(Records drawn from a dataset)
++++++++
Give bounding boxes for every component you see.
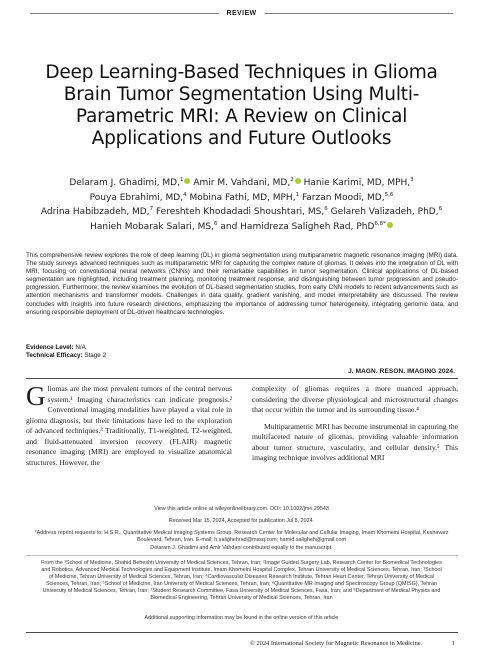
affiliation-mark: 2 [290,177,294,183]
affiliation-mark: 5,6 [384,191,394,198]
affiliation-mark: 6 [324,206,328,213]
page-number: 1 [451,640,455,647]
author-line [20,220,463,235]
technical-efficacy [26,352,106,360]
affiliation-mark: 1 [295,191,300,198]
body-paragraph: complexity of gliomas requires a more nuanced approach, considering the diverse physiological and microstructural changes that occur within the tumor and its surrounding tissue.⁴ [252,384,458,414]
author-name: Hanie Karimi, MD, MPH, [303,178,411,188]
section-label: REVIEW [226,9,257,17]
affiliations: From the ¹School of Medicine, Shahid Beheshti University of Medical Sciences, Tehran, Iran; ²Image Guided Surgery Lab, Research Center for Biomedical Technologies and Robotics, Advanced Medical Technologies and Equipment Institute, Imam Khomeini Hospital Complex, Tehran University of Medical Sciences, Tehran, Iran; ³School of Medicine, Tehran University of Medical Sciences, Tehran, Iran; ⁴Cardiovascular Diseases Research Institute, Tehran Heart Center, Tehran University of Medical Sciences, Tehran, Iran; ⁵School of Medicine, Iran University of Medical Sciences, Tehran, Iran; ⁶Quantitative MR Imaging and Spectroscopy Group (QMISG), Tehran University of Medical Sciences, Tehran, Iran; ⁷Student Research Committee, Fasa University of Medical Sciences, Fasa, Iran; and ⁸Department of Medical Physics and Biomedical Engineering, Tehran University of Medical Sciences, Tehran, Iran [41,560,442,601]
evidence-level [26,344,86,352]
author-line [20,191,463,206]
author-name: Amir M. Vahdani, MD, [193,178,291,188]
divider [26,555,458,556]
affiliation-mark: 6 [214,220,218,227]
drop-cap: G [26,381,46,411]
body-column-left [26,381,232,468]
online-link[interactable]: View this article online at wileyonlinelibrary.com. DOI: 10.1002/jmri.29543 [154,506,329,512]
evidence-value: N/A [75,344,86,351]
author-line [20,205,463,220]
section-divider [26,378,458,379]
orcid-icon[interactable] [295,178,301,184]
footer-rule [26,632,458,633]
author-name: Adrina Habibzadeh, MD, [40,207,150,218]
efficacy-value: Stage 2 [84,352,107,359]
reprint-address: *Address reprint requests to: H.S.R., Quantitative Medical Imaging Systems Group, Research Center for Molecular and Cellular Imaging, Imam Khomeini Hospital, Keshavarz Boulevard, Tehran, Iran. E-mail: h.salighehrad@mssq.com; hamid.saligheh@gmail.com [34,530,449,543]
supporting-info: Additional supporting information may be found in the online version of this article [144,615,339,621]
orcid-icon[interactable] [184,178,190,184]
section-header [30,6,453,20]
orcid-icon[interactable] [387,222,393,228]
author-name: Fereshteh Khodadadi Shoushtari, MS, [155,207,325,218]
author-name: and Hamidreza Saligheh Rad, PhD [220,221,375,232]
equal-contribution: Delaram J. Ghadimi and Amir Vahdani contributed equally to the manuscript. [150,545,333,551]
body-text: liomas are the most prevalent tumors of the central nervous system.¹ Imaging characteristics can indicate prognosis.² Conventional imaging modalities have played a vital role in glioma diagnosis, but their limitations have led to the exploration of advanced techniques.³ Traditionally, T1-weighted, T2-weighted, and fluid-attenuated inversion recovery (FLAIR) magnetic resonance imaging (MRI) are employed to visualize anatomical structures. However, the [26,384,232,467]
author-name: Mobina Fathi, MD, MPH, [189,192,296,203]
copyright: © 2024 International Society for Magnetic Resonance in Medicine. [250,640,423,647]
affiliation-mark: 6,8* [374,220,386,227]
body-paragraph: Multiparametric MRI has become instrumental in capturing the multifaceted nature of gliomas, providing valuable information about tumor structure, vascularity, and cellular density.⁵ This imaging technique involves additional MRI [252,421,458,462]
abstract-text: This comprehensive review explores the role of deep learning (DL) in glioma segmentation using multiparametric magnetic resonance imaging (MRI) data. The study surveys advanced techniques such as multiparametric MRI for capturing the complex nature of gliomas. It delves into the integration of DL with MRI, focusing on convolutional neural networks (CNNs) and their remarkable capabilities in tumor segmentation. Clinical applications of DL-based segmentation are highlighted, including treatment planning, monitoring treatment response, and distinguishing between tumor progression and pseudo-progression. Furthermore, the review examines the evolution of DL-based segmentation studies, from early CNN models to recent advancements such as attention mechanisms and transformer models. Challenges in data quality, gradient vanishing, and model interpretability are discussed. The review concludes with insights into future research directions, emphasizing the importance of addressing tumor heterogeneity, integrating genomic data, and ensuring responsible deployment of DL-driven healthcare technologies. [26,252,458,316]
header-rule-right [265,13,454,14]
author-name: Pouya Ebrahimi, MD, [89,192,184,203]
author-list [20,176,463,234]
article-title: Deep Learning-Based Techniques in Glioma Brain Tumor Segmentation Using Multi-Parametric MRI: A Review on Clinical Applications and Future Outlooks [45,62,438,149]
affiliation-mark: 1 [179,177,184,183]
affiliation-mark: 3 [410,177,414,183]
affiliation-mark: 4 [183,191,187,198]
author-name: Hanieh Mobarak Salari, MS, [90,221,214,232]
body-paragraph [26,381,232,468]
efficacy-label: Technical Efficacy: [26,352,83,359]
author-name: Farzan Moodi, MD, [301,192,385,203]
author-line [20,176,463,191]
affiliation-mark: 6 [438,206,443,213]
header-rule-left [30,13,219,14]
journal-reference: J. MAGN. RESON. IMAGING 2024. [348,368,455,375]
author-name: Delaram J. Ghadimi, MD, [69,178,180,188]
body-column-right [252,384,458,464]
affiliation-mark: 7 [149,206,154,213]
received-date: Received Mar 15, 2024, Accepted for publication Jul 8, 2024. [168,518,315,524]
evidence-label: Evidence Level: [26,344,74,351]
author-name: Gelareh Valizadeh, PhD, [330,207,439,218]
++++++++
- **Activity**:
Each entry above is to be restated exactly, without its images.

- **Exercise solution**:
Give bounding boxes for every component you see.
affiliation-mark: 2 [290,177,294,183]
affiliation-mark: 5,6 [384,191,394,198]
affiliation-mark: 6 [324,206,328,213]
page-number: 1 [451,640,455,647]
author-line [20,220,463,235]
technical-efficacy [26,352,106,360]
affiliation-mark: 1 [295,191,300,198]
body-paragraph: complexity of gliomas requires a more nuanced approach, considering the diverse physiological and microstructural changes that occur within the tumor and its surrounding tissue.⁴ [252,384,458,414]
author-name: Hanie Karimi, MD, MPH, [303,178,411,188]
section-label: REVIEW [226,9,257,17]
affiliations: From the ¹School of Medicine, Shahid Beheshti University of Medical Sciences, Tehran, Iran; ²Image Guided Surgery Lab, Research Center for Biomedical Technologies and Robotics, Advanced Medical Technologies and Equipment Institute, Imam Khomeini Hospital Complex, Tehran University of Medical Sciences, Tehran, Iran; ³School of Medicine, Tehran University of Medical Sciences, Tehran, Iran; ⁴Cardiovascular Diseases Research Institute, Tehran Heart Center, Tehran University of Medical Sciences, Tehran, Iran; ⁵School of Medicine, Iran University of Medical Sciences, Tehran, Iran; ⁶Quantitative MR Imaging and Spectroscopy Group (QMISG), Tehran University of Medical Sciences, Tehran, Iran; ⁷Student Research Committee, Fasa University of Medical Sciences, Fasa, Iran; and ⁸Department of Medical Physics and Biomedical Engineering, Tehran University of Medical Sciences, Tehran, Iran [41,560,442,601]
evidence-level [26,344,86,352]
author-line [20,191,463,206]
author-name: Amir M. Vahdani, MD, [193,178,291,188]
divider [26,555,458,556]
affiliation-mark: 6 [214,220,218,227]
drop-cap: G [26,381,46,411]
body-column-left [26,381,232,468]
online-link[interactable]: View this article online at wileyonlinelibrary.com. DOI: 10.1002/jmri.29543 [154,506,329,512]
evidence-value: N/A [75,344,86,351]
author-line [20,205,463,220]
section-divider [26,378,458,379]
orcid-icon[interactable] [295,178,301,184]
footer-rule [26,632,458,633]
author-name: Adrina Habibzadeh, MD, [40,207,150,218]
efficacy-value: Stage 2 [84,352,107,359]
reprint-address: *Address reprint requests to: H.S.R., Quantitative Medical Imaging Systems Group, Research Center for Molecular and Cellular Imaging, Imam Khomeini Hospital, Keshavarz Boulevard, Tehran, Iran. E-mail: h.salighehrad@mssq.com; hamid.saligheh@gmail.com [34,530,449,543]
supporting-info: Additional supporting information may be found in the online version of this article [144,615,339,621]
orcid-icon[interactable] [184,178,190,184]
section-header [30,6,453,20]
orcid-icon[interactable] [387,222,393,228]
author-name: Fereshteh Khodadadi Shoushtari, MS, [155,207,325,218]
author-name: and Hamidreza Saligheh Rad, PhD [220,221,375,232]
equal-contribution: Delaram J. Ghadimi and Amir Vahdani contributed equally to the manuscript. [150,545,333,551]
body-text: liomas are the most prevalent tumors of the central nervous system.¹ Imaging characteristics can indicate prognosis.² Conventional imaging modalities have played a vital role in glioma diagnosis, but their limitations have led to the exploration of advanced techniques.³ Traditionally, T1-weighted, T2-weighted, and fluid-attenuated inversion recovery (FLAIR) magnetic resonance imaging (MRI) are employed to visualize anatomical structures. However, the [26,384,232,467]
author-name: Mobina Fathi, MD, MPH, [189,192,296,203]
copyright: © 2024 International Society for Magnetic Resonance in Medicine. [250,640,423,647]
affiliation-mark: 6,8* [374,220,386,227]
body-paragraph: Multiparametric MRI has become instrumental in capturing the multifaceted nature of gliomas, providing valuable information about tumor structure, vascularity, and cellular density.⁵ This imaging technique involves additional MRI [252,421,458,462]
abstract-text: This comprehensive review explores the role of deep learning (DL) in glioma segmentation using multiparametric magnetic resonance imaging (MRI) data. The study surveys advanced techniques such as multiparametric MRI for capturing the complex nature of gliomas. It delves into the integration of DL with MRI, focusing on convolutional neural networks (CNNs) and their remarkable capabilities in tumor segmentation. Clinical applications of DL-based segmentation are highlighted, including treatment planning, monitoring treatment response, and distinguishing between tumor progression and pseudo-progression. Furthermore, the review examines the evolution of DL-based segmentation studies, from early CNN models to recent advancements such as attention mechanisms and transformer models. Challenges in data quality, gradient vanishing, and model interpretability are discussed. The review concludes with insights into future research directions, emphasizing the importance of addressing tumor heterogeneity, integrating genomic data, and ensuring responsible deployment of DL-driven healthcare technologies. [26,252,458,316]
header-rule-right [265,13,454,14]
author-name: Pouya Ebrahimi, MD, [89,192,184,203]
author-list [20,176,463,234]
article-title: Deep Learning-Based Techniques in Glioma Brain Tumor Segmentation Using Multi-Parametric MRI: A Review on Clinical Applications and Future Outlooks [45,62,438,149]
affiliation-mark: 1 [179,177,184,183]
affiliation-mark: 3 [410,177,414,183]
affiliation-mark: 4 [183,191,187,198]
author-name: Hanieh Mobarak Salari, MS, [90,221,214,232]
body-paragraph [26,381,232,468]
efficacy-label: Technical Efficacy: [26,352,83,359]
author-name: Farzan Moodi, MD, [301,192,385,203]
author-line [20,176,463,191]
affiliation-mark: 6 [438,206,443,213]
header-rule-left [30,13,219,14]
journal-reference: J. MAGN. RESON. IMAGING 2024. [348,368,455,375]
author-name: Delaram J. Ghadimi, MD, [69,178,180,188]
body-column-right [252,384,458,464]
affiliation-mark: 7 [149,206,154,213]
received-date: Received Mar 15, 2024, Accepted for publication Jul 8, 2024. [168,518,315,524]
evidence-label: Evidence Level: [26,344,74,351]
author-name: Gelareh Valizadeh, PhD, [330,207,439,218]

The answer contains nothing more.